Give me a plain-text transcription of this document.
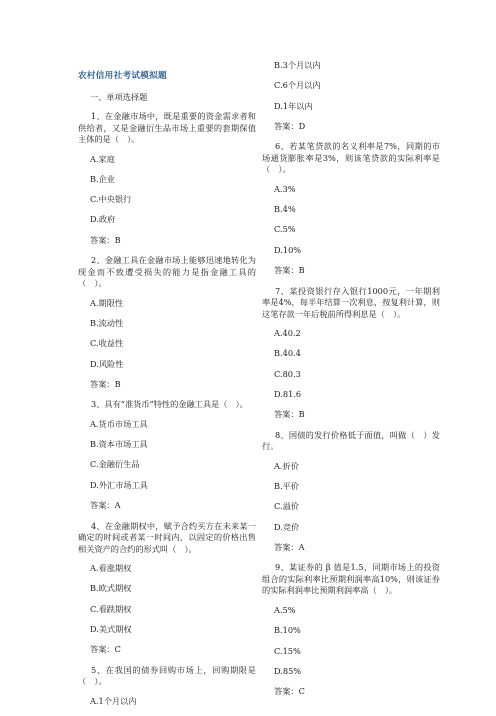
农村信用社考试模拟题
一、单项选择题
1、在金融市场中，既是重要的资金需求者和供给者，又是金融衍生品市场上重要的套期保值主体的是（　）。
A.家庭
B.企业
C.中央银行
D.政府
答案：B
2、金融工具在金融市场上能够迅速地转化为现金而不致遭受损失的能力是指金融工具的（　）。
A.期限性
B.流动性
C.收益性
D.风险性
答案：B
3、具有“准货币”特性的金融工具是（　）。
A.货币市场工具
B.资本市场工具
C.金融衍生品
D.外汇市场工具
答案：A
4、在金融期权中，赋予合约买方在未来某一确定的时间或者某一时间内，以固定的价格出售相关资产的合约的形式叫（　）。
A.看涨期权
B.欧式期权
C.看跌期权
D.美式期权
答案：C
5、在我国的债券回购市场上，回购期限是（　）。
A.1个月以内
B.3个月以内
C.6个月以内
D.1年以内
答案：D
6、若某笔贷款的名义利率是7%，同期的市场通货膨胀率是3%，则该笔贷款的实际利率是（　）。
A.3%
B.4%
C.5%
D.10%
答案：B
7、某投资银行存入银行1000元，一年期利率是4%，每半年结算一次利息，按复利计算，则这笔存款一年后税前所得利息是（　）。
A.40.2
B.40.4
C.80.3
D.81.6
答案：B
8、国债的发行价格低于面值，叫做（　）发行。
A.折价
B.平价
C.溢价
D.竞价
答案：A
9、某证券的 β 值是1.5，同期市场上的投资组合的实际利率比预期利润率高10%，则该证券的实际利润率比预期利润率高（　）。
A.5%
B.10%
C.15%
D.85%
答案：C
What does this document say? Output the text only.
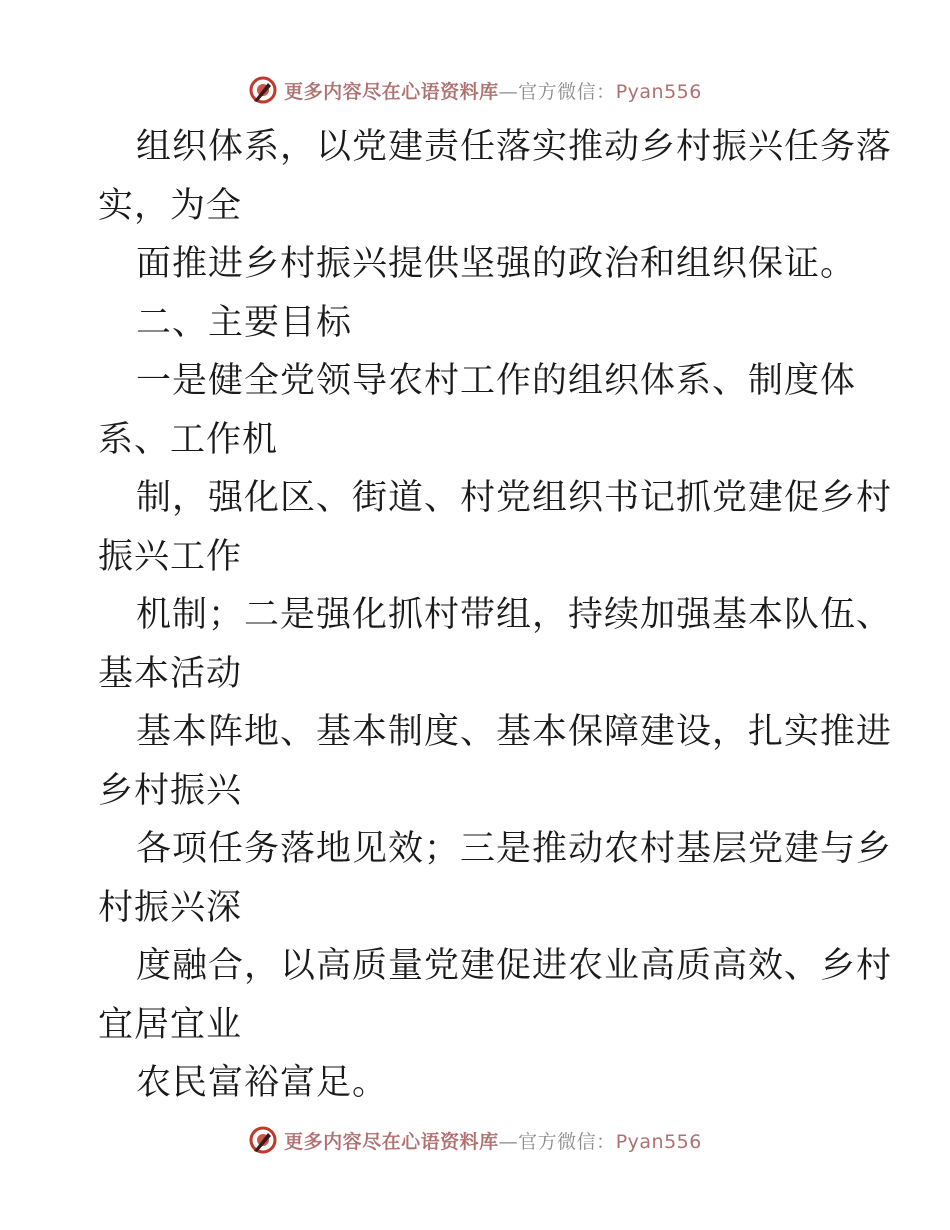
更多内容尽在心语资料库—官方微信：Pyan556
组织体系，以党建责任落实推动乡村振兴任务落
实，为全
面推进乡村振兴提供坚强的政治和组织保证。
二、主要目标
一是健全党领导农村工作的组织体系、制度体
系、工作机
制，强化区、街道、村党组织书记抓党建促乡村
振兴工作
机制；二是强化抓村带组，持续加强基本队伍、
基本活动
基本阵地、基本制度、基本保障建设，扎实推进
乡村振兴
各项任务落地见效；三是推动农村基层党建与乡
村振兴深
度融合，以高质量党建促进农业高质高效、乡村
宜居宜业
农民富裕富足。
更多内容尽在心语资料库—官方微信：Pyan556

■ ■ ■ ■ ■

◆ REQUIREMENT:
Omit each picture, then return all of the listing exactly as it stands.

◆ RESPONSE FOR THIS EXERCISE:
Give me a plain-text transcription of this document.
农村信用社考试模拟题
一、单项选择题
1、在金融市场中，既是重要的资金需求者和供给者，又是金融衍生品市场上重要的套期保值主体的是（　）。
A.家庭
B.企业
C.中央银行
D.政府
答案：B
2、金融工具在金融市场上能够迅速地转化为现金而不致遭受损失的能力是指金融工具的（　）。
A.期限性
B.流动性
C.收益性
D.风险性
答案：B
3、具有“准货币”特性的金融工具是（　）。
A.货币市场工具
B.资本市场工具
C.金融衍生品
D.外汇市场工具
答案：A
4、在金融期权中，赋予合约买方在未来某一确定的时间或者某一时间内，以固定的价格出售相关资产的合约的形式叫（　）。
A.看涨期权
B.欧式期权
C.看跌期权
D.美式期权
答案：C
5、在我国的债券回购市场上，回购期限是（　）。
A.1个月以内
B.3个月以内
C.6个月以内
D.1年以内
答案：D
6、若某笔贷款的名义利率是7%，同期的市场通货膨胀率是3%，则该笔贷款的实际利率是（　）。
A.3%
B.4%
C.5%
D.10%
答案：B
7、某投资银行存入银行1000元，一年期利率是4%，每半年结算一次利息，按复利计算，则这笔存款一年后税前所得利息是（　）。
A.40.2
B.40.4
C.80.3
D.81.6
答案：B
8、国债的发行价格低于面值，叫做（　）发行。
A.折价
B.平价
C.溢价
D.竞价
答案：A
9、某证券的 β 值是1.5，同期市场上的投资组合的实际利率比预期利润率高10%，则该证券的实际利润率比预期利润率高（　）。
A.5%
B.10%
C.15%
D.85%
答案：C
What does this document say? Output the text only.
更多内容尽在心语资料库—官方微信：Pyan556
组织体系，以党建责任落实推动乡村振兴任务落
实，为全
面推进乡村振兴提供坚强的政治和组织保证。
二、主要目标
一是健全党领导农村工作的组织体系、制度体
系、工作机
制，强化区、街道、村党组织书记抓党建促乡村
振兴工作
机制；二是强化抓村带组，持续加强基本队伍、
基本活动
基本阵地、基本制度、基本保障建设，扎实推进
乡村振兴
各项任务落地见效；三是推动农村基层党建与乡
村振兴深
度融合，以高质量党建促进农业高质高效、乡村
宜居宜业
农民富裕富足。
更多内容尽在心语资料库—官方微信：Pyan556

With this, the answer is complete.